»»

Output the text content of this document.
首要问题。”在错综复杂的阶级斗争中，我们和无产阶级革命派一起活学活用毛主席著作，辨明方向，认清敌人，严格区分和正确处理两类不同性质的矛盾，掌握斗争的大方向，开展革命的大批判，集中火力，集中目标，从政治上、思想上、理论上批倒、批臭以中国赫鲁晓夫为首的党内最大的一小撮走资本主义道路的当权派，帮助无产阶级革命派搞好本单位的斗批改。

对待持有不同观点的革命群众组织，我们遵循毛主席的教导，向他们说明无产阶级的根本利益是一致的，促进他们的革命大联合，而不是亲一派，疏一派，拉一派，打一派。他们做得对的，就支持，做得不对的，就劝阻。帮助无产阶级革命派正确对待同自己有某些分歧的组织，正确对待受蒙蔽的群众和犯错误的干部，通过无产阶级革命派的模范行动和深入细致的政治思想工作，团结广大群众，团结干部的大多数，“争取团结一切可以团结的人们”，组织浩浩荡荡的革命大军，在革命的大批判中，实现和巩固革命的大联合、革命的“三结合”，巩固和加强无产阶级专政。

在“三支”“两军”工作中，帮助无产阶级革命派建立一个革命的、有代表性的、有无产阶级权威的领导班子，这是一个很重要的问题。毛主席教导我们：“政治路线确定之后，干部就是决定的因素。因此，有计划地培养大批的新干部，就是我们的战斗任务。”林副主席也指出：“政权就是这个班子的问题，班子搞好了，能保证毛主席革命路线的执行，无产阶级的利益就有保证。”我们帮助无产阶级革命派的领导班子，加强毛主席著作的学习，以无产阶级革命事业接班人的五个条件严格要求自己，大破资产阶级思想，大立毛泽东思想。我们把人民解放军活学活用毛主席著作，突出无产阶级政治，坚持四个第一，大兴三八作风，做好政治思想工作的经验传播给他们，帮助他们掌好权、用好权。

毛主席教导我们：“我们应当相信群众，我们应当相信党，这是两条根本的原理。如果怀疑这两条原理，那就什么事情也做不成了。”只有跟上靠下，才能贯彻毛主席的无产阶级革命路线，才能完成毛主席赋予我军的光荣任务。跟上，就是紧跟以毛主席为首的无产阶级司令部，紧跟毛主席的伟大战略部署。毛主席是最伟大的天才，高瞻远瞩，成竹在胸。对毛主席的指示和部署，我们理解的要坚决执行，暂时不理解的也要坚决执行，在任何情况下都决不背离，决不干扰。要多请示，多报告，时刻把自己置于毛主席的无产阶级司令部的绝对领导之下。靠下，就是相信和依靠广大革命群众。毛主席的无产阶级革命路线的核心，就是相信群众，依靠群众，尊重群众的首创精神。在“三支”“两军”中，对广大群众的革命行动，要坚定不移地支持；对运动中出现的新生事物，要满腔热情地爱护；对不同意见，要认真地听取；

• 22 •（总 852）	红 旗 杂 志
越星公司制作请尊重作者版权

««

### Work to do
List the lines that contain the word "毛主席教导我们".

### Exercise answer
在“三支”“两军”工作中，帮助无产阶级革命派建立一个革命的、有代表性的、有无产阶级权威的领导班子，这是一个很重要的问题。毛主席教导我们：“政治路线确定之后，干部就是决定的因素。因此，有计划地培养大批的新干部，就是我们的战斗任务。”林副主席也指出：“政权就是这个班子的问题，班子搞好了，能保证毛主席革命路线的执行，无产阶级的利益就有保证。”我们帮助无产阶级革命派的领导班子，加强毛主席著作的学习，以无产阶级革命事业接班人的五个条件严格要求自己，大破资产阶级思想，大立毛泽东思想。我们把人民解放军活学活用毛主席著作，突出无产阶级政治，坚持四个第一，大兴三八作风，做好政治思想工作的经验传播给他们，帮助他们掌好权、用好权。
毛主席教导我们：“我们应当相信群众，我们应当相信党，这是两条根本的原理。如果怀疑这两条原理，那就什么事情也做不成了。”只有跟上靠下，才能贯彻毛主席的无产阶级革命路线，才能完成毛主席赋予我军的光荣任务。跟上，就是紧跟以毛主席为首的无产阶级司令部，紧跟毛主席的伟大战略部署。毛主席是最伟大的天才，高瞻远瞩，成竹在胸。对毛主席的指示和部署，我们理解的要坚决执行，暂时不理解的也要坚决执行，在任何情况下都决不背离，决不干扰。要多请示，多报告，时刻把自己置于毛主席的无产阶级司令部的绝对领导之下。靠下，就是相信和依靠广大革命群众。毛主席的无产阶级革命路线的核心，就是相信群众，依靠群众，尊重群众的首创精神。在“三支”“两军”中，对广大群众的革命行动，要坚定不移地支持；对运动中出现的新生事物，要满腔热情地爱护；对不同意见，要认真地听取；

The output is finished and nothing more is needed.